— begin —
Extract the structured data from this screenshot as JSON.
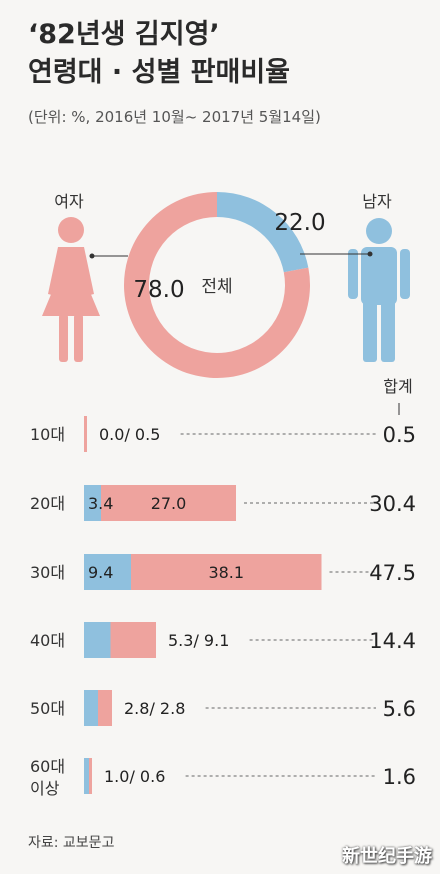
{
  "header": {
    "title_line1": "‘82년생 김지영’",
    "title_line2": "연령대 · 성별 판매비율",
    "subtitle": "(단위: %, 2016년 10월~ 2017년 5월14일)"
  },
  "source": "자료: 교보문고",
  "watermark": "新世纪手游",
  "colors": {
    "female": "#eea39e",
    "male": "#8fc0de",
    "figure_female": "#eea39e",
    "figure_male": "#8fc0de"
  },
  "chart_data": [
    {
      "type": "pie",
      "variant": "donut",
      "center_label": "전체",
      "slices": [
        {
          "name": "여자",
          "value": 78.0,
          "label": "78.0",
          "color": "#eea39e"
        },
        {
          "name": "남자",
          "value": 22.0,
          "label": "22.0",
          "color": "#8fc0de"
        }
      ]
    },
    {
      "type": "bar",
      "orientation": "horizontal",
      "stacked": true,
      "total_header": "합계",
      "categories": [
        "10대",
        "20대",
        "30대",
        "40대",
        "50대",
        "60대\n이상"
      ],
      "series": [
        {
          "key": "male",
          "values": [
            0.0,
            3.4,
            9.4,
            5.3,
            2.8,
            1.0
          ],
          "color": "#8fc0de"
        },
        {
          "key": "female",
          "values": [
            0.5,
            27.0,
            38.1,
            9.1,
            2.8,
            0.6
          ],
          "color": "#eea39e"
        }
      ],
      "totals": [
        0.5,
        30.4,
        47.5,
        14.4,
        5.6,
        1.6
      ],
      "labels": [
        {
          "text": "0.0/ 0.5",
          "mode": "outside"
        },
        {
          "male": "3.4",
          "female": "27.0",
          "mode": "inside"
        },
        {
          "male": "9.4",
          "female": "38.1",
          "mode": "inside"
        },
        {
          "text": "5.3/ 9.1",
          "mode": "outside"
        },
        {
          "text": "2.8/ 2.8",
          "mode": "outside"
        },
        {
          "text": "1.0/ 0.6",
          "mode": "outside"
        }
      ],
      "total_labels": [
        "0.5",
        "30.4",
        "47.5",
        "14.4",
        "5.6",
        "1.6"
      ]
    }
  ]
}
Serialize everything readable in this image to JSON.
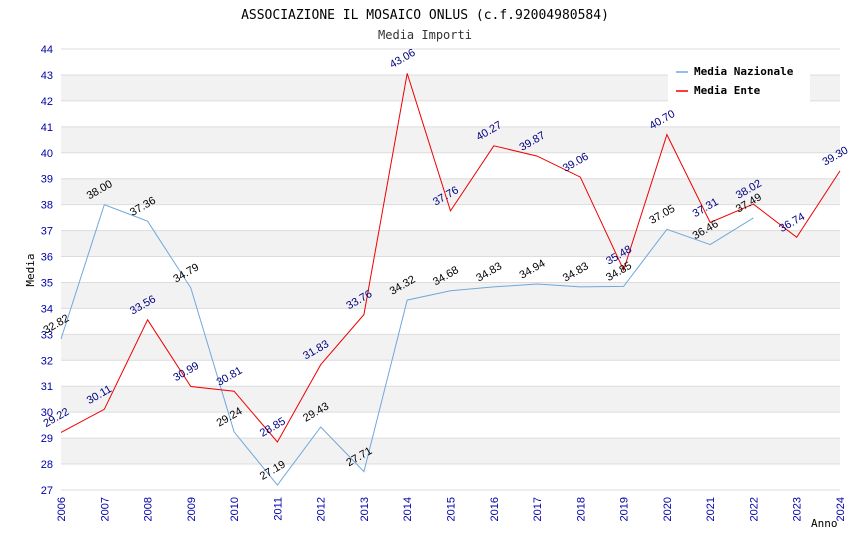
{
  "chart_data": {
    "type": "line",
    "title": "ASSOCIAZIONE IL MOSAICO ONLUS (c.f.92004980584)",
    "subtitle": "Media Importi",
    "xlabel": "Anno",
    "ylabel": "Media",
    "ylim": [
      27,
      44
    ],
    "yticks": [
      "27",
      "28",
      "29",
      "30",
      "31",
      "32",
      "33",
      "34",
      "35",
      "36",
      "37",
      "38",
      "39",
      "40",
      "41",
      "42",
      "43",
      "44"
    ],
    "x": [
      "2006",
      "2007",
      "2008",
      "2009",
      "2010",
      "2011",
      "2012",
      "2013",
      "2014",
      "2015",
      "2016",
      "2017",
      "2018",
      "2019",
      "2020",
      "2021",
      "2022",
      "2023",
      "2024"
    ],
    "grid": "horizontal bands",
    "legend_position": "top-right",
    "series": [
      {
        "name": "Media Nazionale",
        "color": "#6fa8dc",
        "values": [
          32.82,
          38.0,
          37.36,
          34.79,
          29.24,
          27.19,
          29.43,
          27.71,
          34.32,
          34.68,
          34.83,
          34.94,
          34.83,
          34.85,
          37.05,
          36.46,
          37.49,
          null,
          null
        ],
        "labels": [
          "32.82",
          "38.00",
          "37.36",
          "34.79",
          "29.24",
          "27.19",
          "29.43",
          "27.71",
          "34.32",
          "34.68",
          "34.83",
          "34.94",
          "34.83",
          "34.85",
          "37.05",
          "36.46",
          "37.49",
          "",
          ""
        ]
      },
      {
        "name": "Media Ente",
        "color": "#ee0000",
        "values": [
          29.22,
          30.11,
          33.56,
          30.99,
          30.81,
          28.85,
          31.83,
          33.76,
          43.06,
          37.76,
          40.27,
          39.87,
          39.06,
          35.48,
          40.7,
          37.31,
          38.02,
          36.74,
          39.3
        ],
        "labels": [
          "29.22",
          "30.11",
          "33.56",
          "30.99",
          "30.81",
          "28.85",
          "31.83",
          "33.76",
          "43.06",
          "37.76",
          "40.27",
          "39.87",
          "39.06",
          "35.48",
          "40.70",
          "37.31",
          "38.02",
          "36.74",
          "39.30"
        ]
      }
    ]
  }
}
— end —
WHAT THE TASK REQUIRES: Find all the lines containing "Media" in the material, then copy them.

SOLUTION FOR THIS EXERCISE:
    "subtitle": "Media Importi",
    "ylabel": "Media",
        "name": "Media Nazionale",
        "name": "Media Ente",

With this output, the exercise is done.